#### TASK DESCRIPTION
Your answer is a single number: how many lines hold the word "Verification"?

***

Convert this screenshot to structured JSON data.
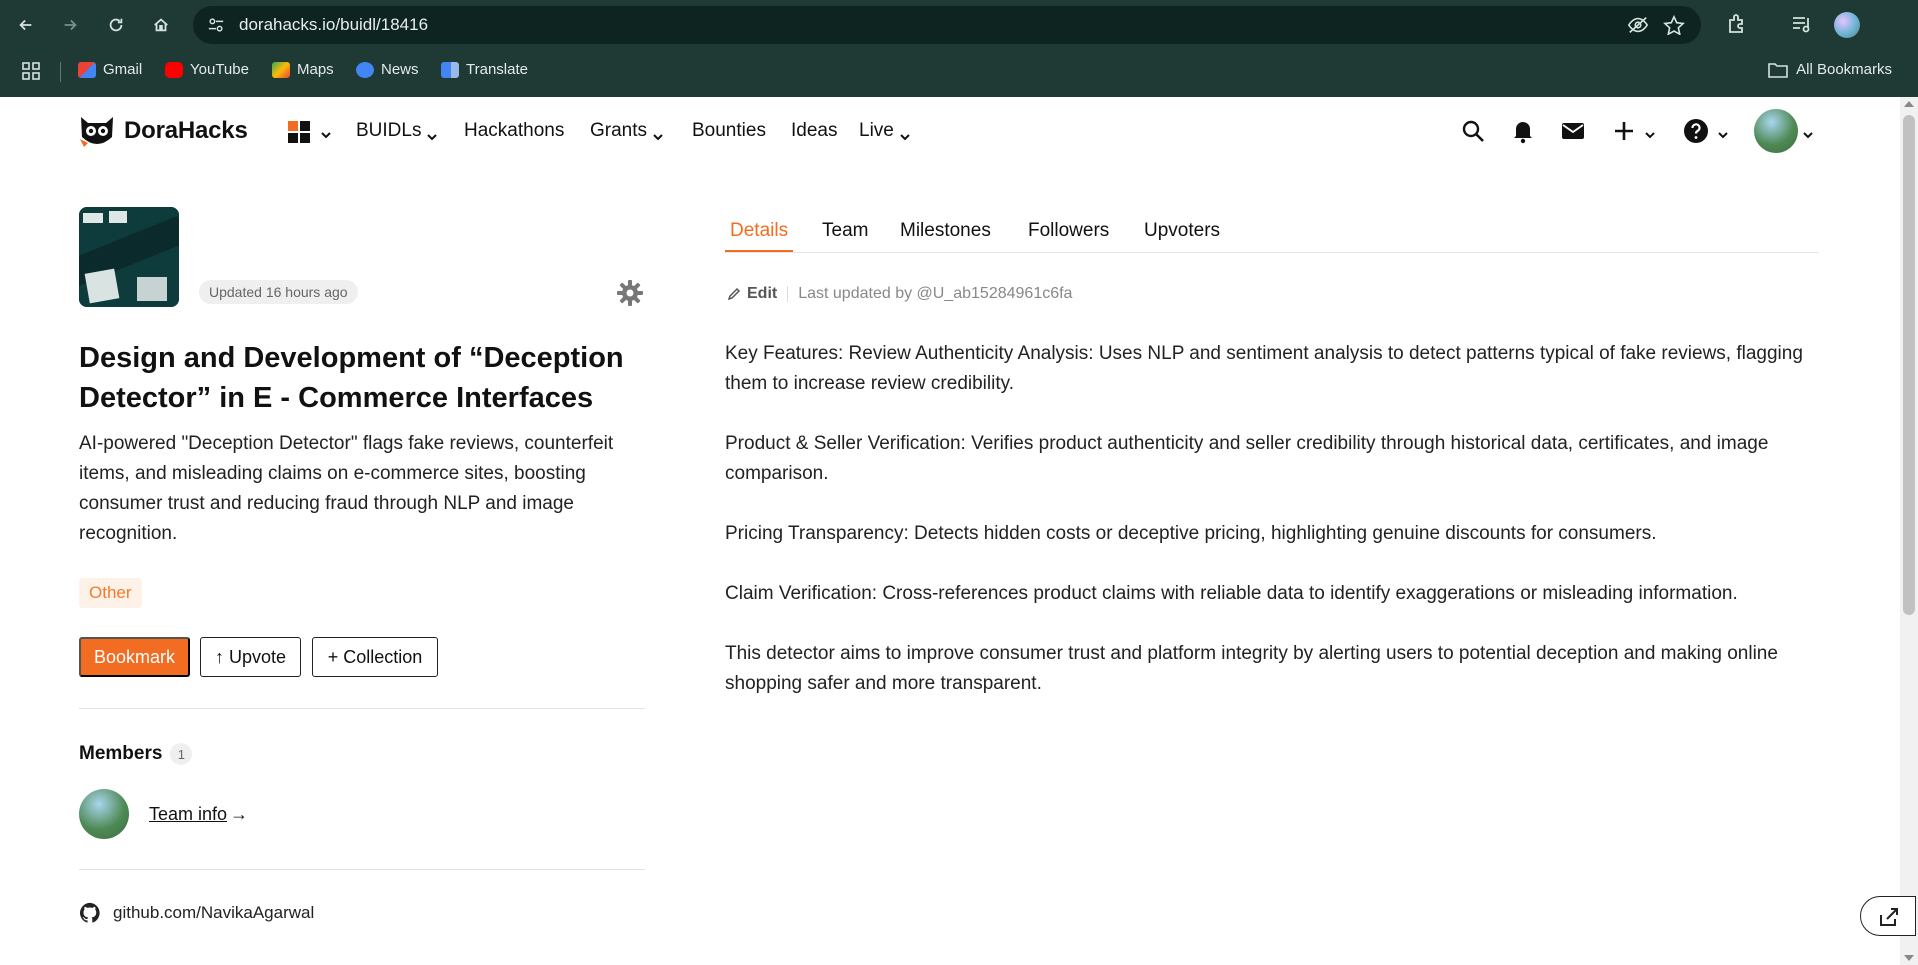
{
  "browser": {
    "url": "dorahacks.io/buidl/18416",
    "bookmarks": [
      {
        "label": "Gmail",
        "color": "#ea4335"
      },
      {
        "label": "YouTube",
        "color": "#ff0000"
      },
      {
        "label": "Maps",
        "color": "#34a853"
      },
      {
        "label": "News",
        "color": "#4285f4"
      },
      {
        "label": "Translate",
        "color": "#4285f4"
      }
    ],
    "all_bookmarks": "All Bookmarks"
  },
  "header": {
    "logo_text": "DoraHacks",
    "nav": [
      {
        "label": "BUIDLs",
        "dropdown": true
      },
      {
        "label": "Hackathons",
        "dropdown": false
      },
      {
        "label": "Grants",
        "dropdown": true
      },
      {
        "label": "Bounties",
        "dropdown": false
      },
      {
        "label": "Ideas",
        "dropdown": false
      },
      {
        "label": "Live",
        "dropdown": true
      }
    ]
  },
  "project": {
    "updated": "Updated 16 hours ago",
    "title": "Design and Development of “Deception Detector” in E - Commerce Interfaces",
    "description": "AI-powered \"Deception Detector\" flags fake reviews, counterfeit items, and misleading claims on e-commerce sites, boosting consumer trust and reducing fraud through NLP and image recognition.",
    "tag": "Other",
    "buttons": {
      "bookmark": "Bookmark",
      "upvote": "↑ Upvote",
      "collection": "+ Collection"
    },
    "members_label": "Members",
    "members_count": "1",
    "team_info": "Team info",
    "team_arrow": "→",
    "github": "github.com/NavikaAgarwal"
  },
  "tabs": [
    "Details",
    "Team",
    "Milestones",
    "Followers",
    "Upvoters"
  ],
  "details": {
    "edit": "Edit",
    "last_updated": "Last updated by @U_ab15284961c6fa",
    "paragraphs": [
      "Key Features: Review Authenticity Analysis: Uses NLP and sentiment analysis to detect patterns typical of fake reviews, flagging them to increase review credibility.",
      "Product & Seller Verification: Verifies product authenticity and seller credibility through historical data, certificates, and image comparison.",
      "Pricing Transparency: Detects hidden costs or deceptive pricing, highlighting genuine discounts for consumers.",
      "Claim Verification: Cross-references product claims with reliable data to identify exaggerations or misleading information.",
      "This detector aims to improve consumer trust and platform integrity by alerting users to potential deception and making online shopping safer and more transparent."
    ]
  },
  "colors": {
    "accent": "#f26c21",
    "chrome": "#1f3a35"
  }
}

***

#### TASK ANSWER
2